- WHAT IS REQUIRED -
Where the string "title" occurs in the material below, report the whole line.

[Dataset excerpts]
* * * *

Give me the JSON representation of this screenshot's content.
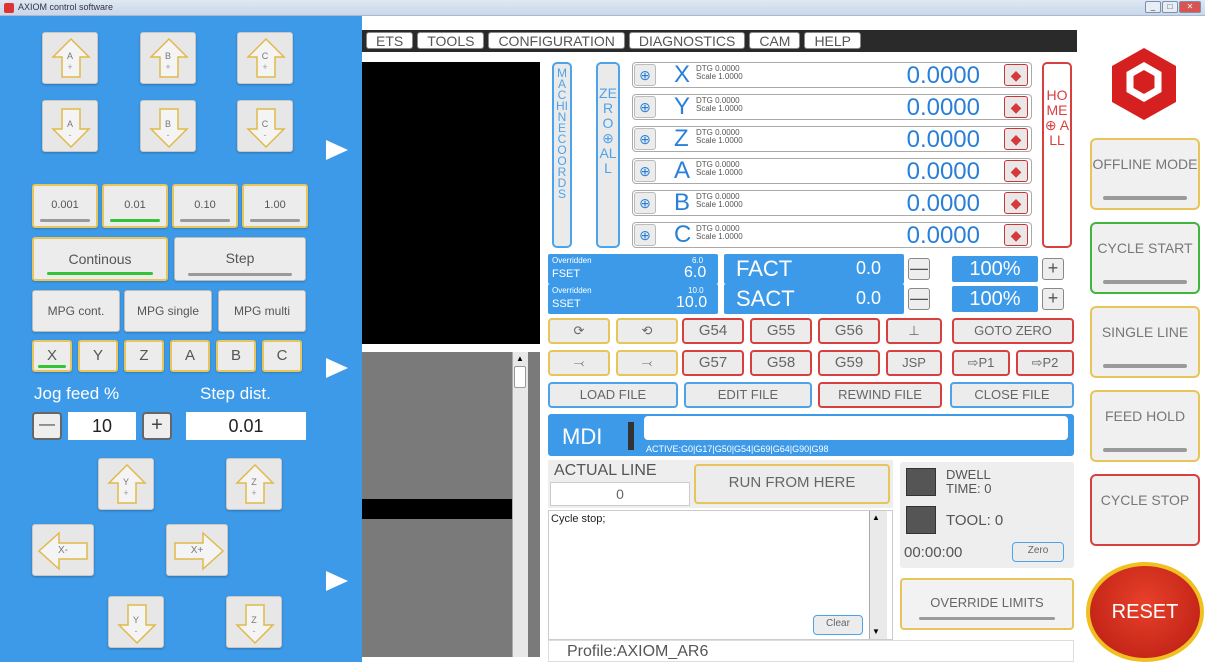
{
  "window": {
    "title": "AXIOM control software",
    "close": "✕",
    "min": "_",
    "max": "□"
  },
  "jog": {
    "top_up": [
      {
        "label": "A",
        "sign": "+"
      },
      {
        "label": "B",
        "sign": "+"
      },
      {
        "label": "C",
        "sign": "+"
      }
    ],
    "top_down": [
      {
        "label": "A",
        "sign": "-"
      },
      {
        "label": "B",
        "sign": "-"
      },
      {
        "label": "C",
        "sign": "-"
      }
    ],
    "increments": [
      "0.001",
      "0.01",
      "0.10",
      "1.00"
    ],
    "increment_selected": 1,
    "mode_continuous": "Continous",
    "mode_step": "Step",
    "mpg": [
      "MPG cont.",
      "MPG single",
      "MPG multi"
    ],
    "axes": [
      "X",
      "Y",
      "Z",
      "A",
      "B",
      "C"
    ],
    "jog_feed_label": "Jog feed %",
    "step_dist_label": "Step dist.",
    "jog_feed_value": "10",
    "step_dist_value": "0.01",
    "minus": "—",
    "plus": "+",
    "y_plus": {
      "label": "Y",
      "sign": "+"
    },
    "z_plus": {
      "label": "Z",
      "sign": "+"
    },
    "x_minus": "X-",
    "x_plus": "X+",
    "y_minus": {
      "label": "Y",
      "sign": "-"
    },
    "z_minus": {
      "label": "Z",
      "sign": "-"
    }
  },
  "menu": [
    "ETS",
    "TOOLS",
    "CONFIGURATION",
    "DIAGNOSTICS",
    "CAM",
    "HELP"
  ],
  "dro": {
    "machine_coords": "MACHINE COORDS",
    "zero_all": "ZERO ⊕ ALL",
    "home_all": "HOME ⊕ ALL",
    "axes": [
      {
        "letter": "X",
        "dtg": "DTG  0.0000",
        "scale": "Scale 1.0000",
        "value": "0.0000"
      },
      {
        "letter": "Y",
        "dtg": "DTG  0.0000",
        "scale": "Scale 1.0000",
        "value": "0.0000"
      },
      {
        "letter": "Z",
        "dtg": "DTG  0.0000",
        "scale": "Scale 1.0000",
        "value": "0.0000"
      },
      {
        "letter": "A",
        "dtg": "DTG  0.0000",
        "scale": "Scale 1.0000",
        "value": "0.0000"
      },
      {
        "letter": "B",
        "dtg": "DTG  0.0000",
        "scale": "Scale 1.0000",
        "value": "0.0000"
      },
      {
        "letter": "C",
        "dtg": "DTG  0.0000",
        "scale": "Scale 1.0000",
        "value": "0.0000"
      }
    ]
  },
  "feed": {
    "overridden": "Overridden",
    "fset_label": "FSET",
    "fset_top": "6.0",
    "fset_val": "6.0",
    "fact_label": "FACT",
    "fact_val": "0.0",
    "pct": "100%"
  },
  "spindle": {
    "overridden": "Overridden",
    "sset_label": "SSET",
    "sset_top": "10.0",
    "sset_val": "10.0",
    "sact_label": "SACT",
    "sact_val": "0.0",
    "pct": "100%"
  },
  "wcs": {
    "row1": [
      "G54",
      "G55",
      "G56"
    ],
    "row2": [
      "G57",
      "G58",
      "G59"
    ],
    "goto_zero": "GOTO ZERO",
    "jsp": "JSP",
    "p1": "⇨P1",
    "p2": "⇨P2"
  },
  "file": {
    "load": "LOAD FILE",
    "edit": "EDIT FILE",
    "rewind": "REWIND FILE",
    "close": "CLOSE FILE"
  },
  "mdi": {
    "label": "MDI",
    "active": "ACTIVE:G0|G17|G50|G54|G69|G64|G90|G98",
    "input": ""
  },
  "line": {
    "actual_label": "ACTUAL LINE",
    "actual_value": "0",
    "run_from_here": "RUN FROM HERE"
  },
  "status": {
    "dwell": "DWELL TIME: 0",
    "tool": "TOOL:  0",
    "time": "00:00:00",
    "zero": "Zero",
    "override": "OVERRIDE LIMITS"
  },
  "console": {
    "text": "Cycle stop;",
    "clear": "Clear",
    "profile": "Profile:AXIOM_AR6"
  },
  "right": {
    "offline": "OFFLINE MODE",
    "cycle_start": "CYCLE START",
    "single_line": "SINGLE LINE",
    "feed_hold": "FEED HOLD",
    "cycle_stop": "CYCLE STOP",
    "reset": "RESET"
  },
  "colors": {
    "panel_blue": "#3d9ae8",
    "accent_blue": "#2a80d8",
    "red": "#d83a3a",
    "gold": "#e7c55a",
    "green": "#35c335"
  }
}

* * * *

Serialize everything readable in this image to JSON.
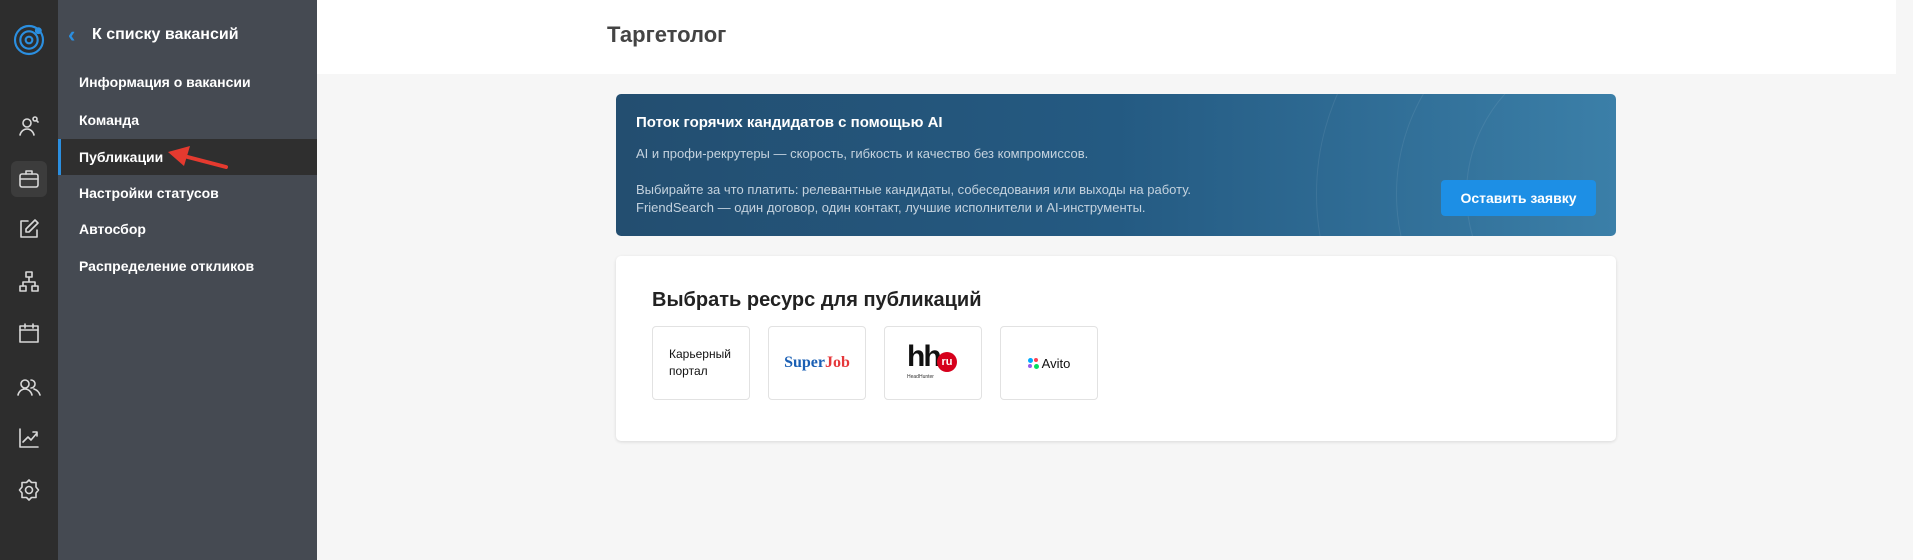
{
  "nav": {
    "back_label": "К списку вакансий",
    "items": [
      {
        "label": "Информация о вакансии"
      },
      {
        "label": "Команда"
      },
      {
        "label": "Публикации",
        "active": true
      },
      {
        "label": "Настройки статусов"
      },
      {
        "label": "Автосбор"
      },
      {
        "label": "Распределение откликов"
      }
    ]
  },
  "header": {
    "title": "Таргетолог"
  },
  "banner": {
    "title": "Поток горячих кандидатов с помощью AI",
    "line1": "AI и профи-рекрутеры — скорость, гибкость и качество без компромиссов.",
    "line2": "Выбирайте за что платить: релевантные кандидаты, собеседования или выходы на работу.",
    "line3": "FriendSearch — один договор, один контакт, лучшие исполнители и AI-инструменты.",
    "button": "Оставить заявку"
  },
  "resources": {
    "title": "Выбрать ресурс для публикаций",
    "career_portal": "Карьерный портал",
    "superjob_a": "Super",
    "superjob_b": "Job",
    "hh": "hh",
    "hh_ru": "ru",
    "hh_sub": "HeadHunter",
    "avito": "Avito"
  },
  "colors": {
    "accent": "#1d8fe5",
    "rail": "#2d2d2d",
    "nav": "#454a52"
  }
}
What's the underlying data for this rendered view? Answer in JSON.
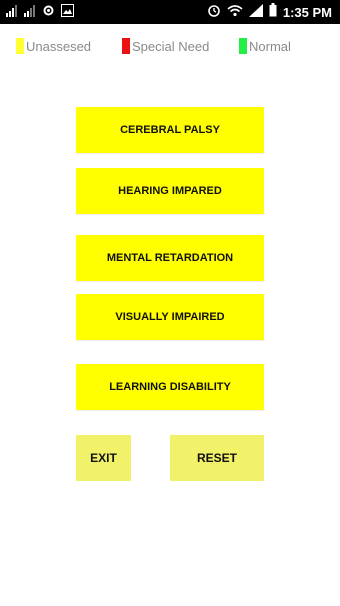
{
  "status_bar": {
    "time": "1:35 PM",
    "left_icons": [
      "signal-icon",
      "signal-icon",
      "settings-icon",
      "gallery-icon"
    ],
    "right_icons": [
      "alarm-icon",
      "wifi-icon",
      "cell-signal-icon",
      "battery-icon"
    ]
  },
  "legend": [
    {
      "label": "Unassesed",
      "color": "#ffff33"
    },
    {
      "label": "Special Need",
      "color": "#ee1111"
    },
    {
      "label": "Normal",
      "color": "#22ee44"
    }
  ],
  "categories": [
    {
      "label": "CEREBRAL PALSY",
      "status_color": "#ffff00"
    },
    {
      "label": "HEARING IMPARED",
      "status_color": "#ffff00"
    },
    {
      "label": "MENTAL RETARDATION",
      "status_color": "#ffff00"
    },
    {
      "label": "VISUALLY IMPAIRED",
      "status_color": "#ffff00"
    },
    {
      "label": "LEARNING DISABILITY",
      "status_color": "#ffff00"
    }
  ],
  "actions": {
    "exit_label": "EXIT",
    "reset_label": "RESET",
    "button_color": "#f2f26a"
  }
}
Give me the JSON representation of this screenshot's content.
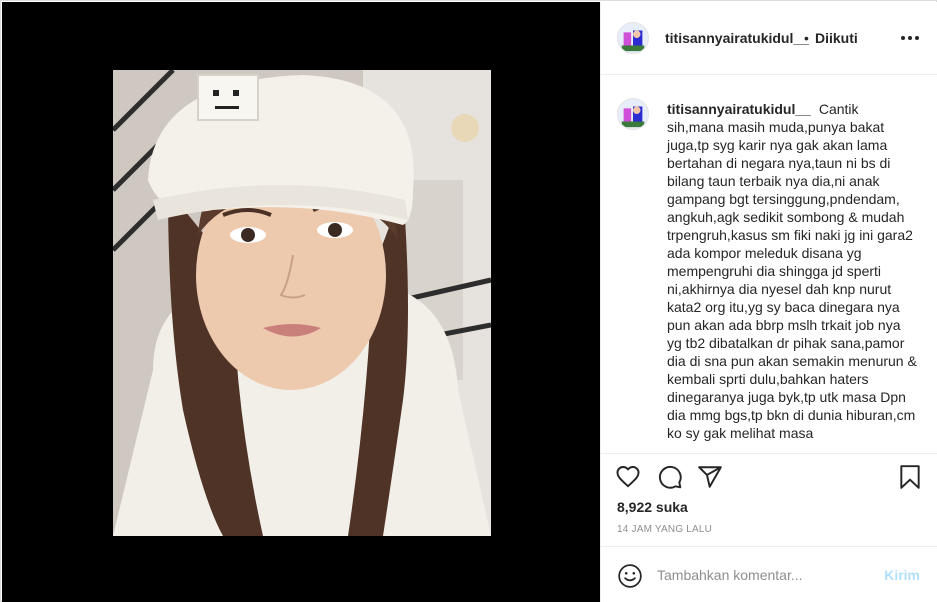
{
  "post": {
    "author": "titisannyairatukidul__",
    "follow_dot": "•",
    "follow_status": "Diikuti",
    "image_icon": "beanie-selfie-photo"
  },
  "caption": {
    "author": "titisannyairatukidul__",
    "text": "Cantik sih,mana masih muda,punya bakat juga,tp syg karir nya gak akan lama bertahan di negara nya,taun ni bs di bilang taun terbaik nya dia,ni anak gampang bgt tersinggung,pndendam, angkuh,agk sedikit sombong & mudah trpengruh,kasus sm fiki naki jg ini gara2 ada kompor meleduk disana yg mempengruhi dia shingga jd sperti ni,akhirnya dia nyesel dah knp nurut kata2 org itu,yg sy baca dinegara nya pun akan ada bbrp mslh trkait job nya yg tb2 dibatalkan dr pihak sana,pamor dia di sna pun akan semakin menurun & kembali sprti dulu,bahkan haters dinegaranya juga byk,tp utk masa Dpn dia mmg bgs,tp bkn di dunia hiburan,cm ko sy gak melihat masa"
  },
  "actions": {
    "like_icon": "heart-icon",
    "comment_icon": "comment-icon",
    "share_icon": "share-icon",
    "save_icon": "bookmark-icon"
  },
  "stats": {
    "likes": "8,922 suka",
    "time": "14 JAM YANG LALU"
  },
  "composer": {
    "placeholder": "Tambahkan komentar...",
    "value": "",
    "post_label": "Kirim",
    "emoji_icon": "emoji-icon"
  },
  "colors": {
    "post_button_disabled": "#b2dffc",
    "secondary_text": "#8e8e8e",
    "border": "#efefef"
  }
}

* * * *

- TASK ANSWER -
    "title": "AXIOM control software",
    "title": "Таргетолог"
    "title": "Поток горячих кандидатов с помощью AI",
    "title": "Выбрать ресурс для публикаций",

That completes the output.